**BRIEF**. Copy exactly, and only, the lines from the line containing "Decode this image" through the last line of the records below, both included, and leave out any pictures.

**THE INPUT**.

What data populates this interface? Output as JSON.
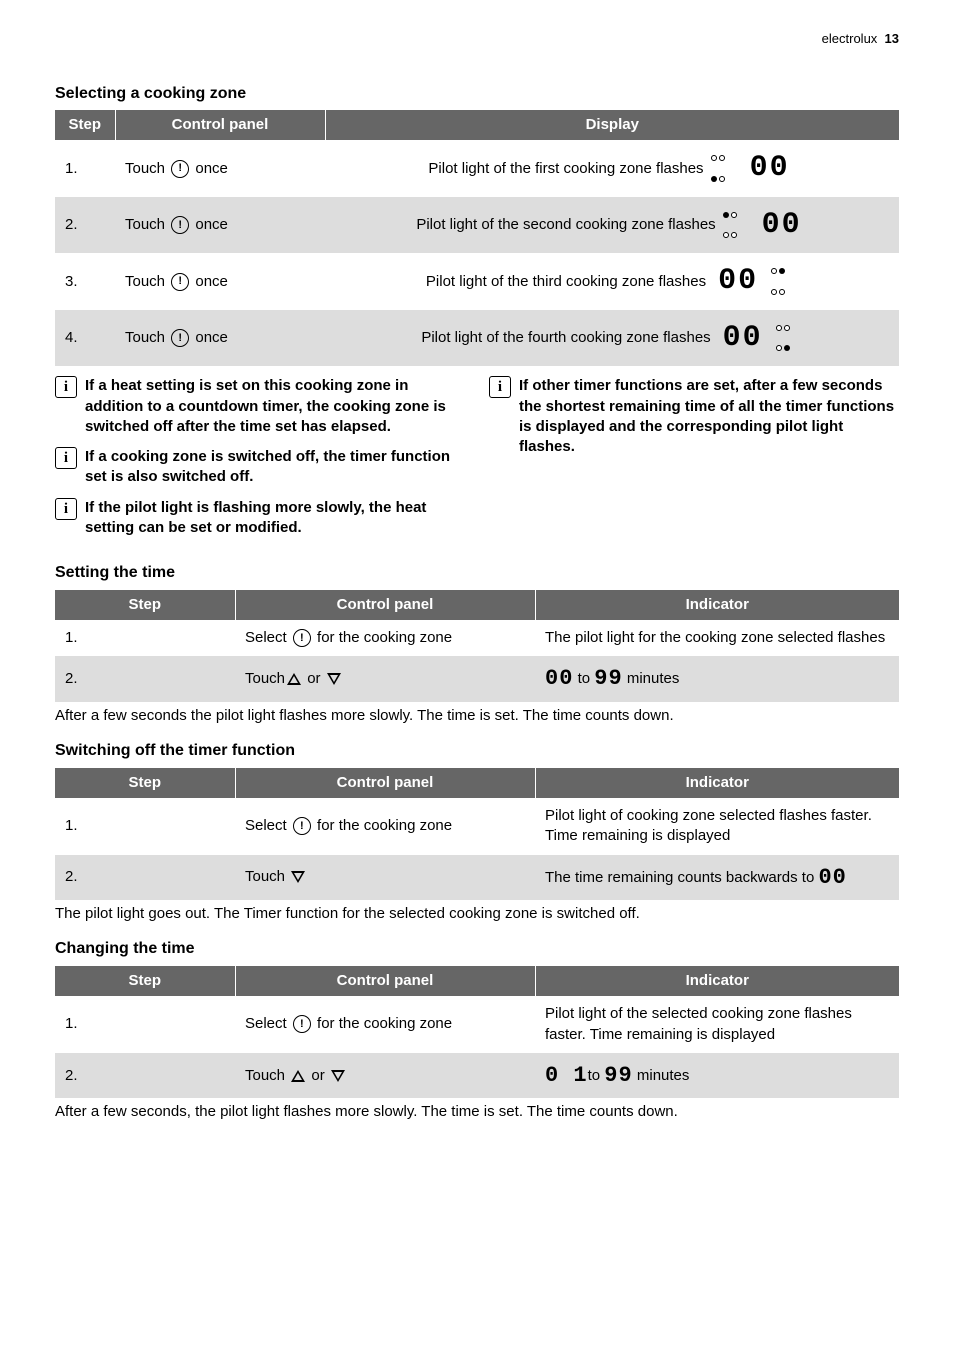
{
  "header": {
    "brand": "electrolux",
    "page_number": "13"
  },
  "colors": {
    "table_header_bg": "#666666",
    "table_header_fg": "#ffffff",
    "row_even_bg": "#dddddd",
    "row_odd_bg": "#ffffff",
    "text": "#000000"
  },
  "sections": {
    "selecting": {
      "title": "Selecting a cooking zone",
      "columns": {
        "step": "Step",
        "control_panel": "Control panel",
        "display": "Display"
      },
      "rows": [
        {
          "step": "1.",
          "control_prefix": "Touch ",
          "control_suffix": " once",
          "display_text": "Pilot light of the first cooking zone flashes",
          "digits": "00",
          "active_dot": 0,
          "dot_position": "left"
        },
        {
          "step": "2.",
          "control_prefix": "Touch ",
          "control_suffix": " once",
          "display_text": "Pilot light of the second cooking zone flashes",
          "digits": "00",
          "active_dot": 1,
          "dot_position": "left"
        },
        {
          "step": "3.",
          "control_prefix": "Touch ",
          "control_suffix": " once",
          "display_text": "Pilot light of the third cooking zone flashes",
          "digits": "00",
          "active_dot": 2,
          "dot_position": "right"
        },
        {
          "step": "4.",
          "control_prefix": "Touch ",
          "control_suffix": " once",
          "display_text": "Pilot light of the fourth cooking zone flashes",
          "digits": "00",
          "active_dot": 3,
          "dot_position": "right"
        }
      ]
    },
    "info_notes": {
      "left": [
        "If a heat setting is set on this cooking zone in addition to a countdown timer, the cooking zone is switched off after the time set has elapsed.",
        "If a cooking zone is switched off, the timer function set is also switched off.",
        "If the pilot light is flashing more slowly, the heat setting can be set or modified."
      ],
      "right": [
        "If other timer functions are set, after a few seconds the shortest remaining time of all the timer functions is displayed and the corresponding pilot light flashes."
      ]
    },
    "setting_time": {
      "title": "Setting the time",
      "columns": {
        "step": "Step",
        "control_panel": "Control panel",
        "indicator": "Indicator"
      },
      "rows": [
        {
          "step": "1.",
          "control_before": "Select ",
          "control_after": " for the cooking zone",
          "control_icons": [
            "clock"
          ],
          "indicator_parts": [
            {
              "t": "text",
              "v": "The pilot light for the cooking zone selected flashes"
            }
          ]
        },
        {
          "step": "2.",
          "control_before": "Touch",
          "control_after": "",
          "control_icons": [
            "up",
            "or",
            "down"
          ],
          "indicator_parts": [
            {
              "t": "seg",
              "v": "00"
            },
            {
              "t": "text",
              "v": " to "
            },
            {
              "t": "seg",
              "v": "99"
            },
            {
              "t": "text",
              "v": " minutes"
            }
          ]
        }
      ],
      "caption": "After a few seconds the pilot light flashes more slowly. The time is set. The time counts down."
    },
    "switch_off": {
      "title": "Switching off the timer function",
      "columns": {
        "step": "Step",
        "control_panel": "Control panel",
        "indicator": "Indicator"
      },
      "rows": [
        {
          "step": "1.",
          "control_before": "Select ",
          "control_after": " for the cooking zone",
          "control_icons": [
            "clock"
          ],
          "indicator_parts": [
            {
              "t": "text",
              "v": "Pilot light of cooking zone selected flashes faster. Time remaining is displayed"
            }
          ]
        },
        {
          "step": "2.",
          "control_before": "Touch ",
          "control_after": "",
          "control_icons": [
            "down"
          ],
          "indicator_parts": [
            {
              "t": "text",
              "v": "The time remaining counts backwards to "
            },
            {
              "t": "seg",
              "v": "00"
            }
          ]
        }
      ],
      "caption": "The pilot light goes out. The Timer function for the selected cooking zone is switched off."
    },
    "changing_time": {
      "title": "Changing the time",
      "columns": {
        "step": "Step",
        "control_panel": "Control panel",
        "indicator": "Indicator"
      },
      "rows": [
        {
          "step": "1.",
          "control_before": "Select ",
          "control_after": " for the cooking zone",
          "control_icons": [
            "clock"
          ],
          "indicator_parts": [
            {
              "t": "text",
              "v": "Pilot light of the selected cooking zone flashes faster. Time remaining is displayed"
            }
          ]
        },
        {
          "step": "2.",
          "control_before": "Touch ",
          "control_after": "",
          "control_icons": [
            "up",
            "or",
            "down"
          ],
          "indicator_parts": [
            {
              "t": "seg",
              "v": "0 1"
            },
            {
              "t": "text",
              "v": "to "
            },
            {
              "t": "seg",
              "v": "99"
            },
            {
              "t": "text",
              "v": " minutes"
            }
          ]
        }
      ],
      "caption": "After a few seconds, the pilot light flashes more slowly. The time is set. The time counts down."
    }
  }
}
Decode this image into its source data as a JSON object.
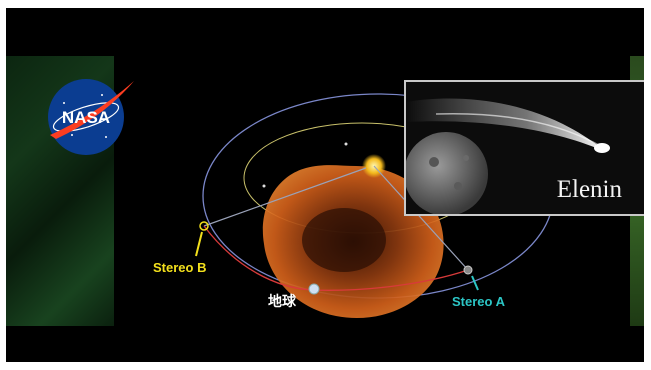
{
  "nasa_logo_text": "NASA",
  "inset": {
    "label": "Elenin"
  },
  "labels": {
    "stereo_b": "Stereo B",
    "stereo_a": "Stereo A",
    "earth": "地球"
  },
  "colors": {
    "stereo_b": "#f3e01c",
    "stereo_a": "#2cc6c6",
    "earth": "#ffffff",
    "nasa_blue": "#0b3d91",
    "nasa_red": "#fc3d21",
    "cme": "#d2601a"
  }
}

**RESPONSE**.
Decode this image into its source data as a JSON object.
{
  "nasa_logo_text": "NASA",
  "inset": {
    "label": "Elenin"
  },
  "labels": {
    "stereo_b": "Stereo B",
    "stereo_a": "Stereo A",
    "earth": "地球"
  },
  "colors": {
    "stereo_b": "#f3e01c",
    "stereo_a": "#2cc6c6",
    "earth": "#ffffff",
    "nasa_blue": "#0b3d91",
    "nasa_red": "#fc3d21",
    "cme": "#d2601a"
  }
}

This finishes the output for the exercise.